● INPUT DATA

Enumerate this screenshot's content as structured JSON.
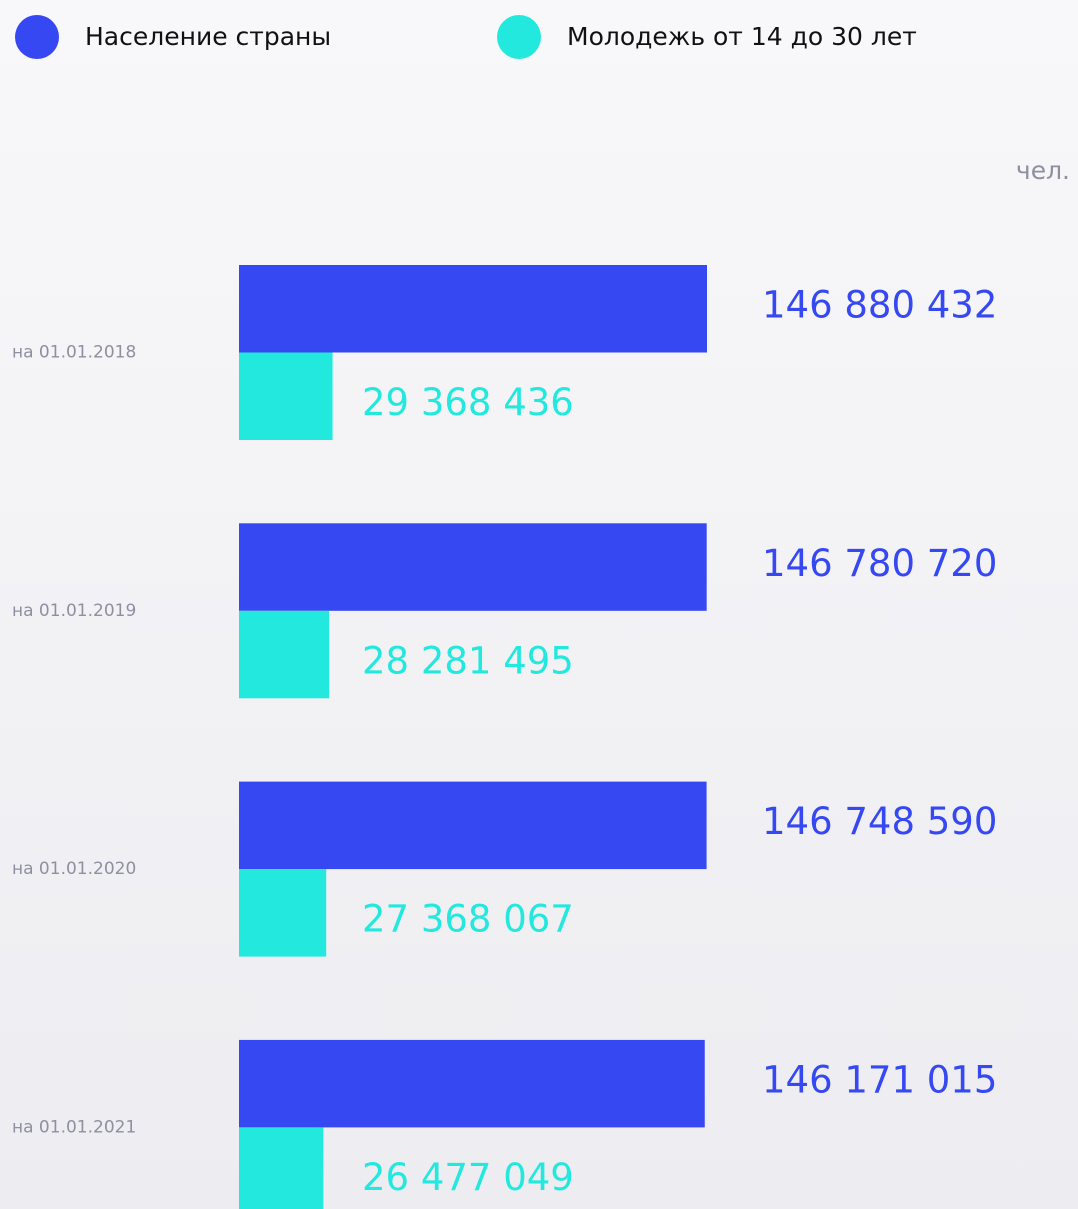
{
  "chart_data": {
    "type": "bar",
    "orientation": "horizontal",
    "unit": "чел.",
    "categories": [
      "на 01.01.2018",
      "на 01.01.2019",
      "на 01.01.2020",
      "на 01.01.2021"
    ],
    "series": [
      {
        "name": "Население страны",
        "color": "#3548f2",
        "values": [
          146880432,
          146780720,
          146748590,
          146171015
        ],
        "value_labels": [
          "146 880 432",
          "146 780 720",
          "146 748 590",
          "146 171 015"
        ]
      },
      {
        "name": "Молодежь от 14 до 30 лет",
        "color": "#22e8de",
        "values": [
          29368436,
          28281495,
          27368067,
          26477049
        ],
        "value_labels": [
          "29 368 436",
          "28 281 495",
          "27 368 067",
          "26 477 049"
        ]
      }
    ]
  }
}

● REQUEST
Copy every line in the entries above that has the string "name" in it.

● RESPONSE TO THIS EXERCISE
        "name": "Население страны",
        "name": "Молодежь от 14 до 30 лет",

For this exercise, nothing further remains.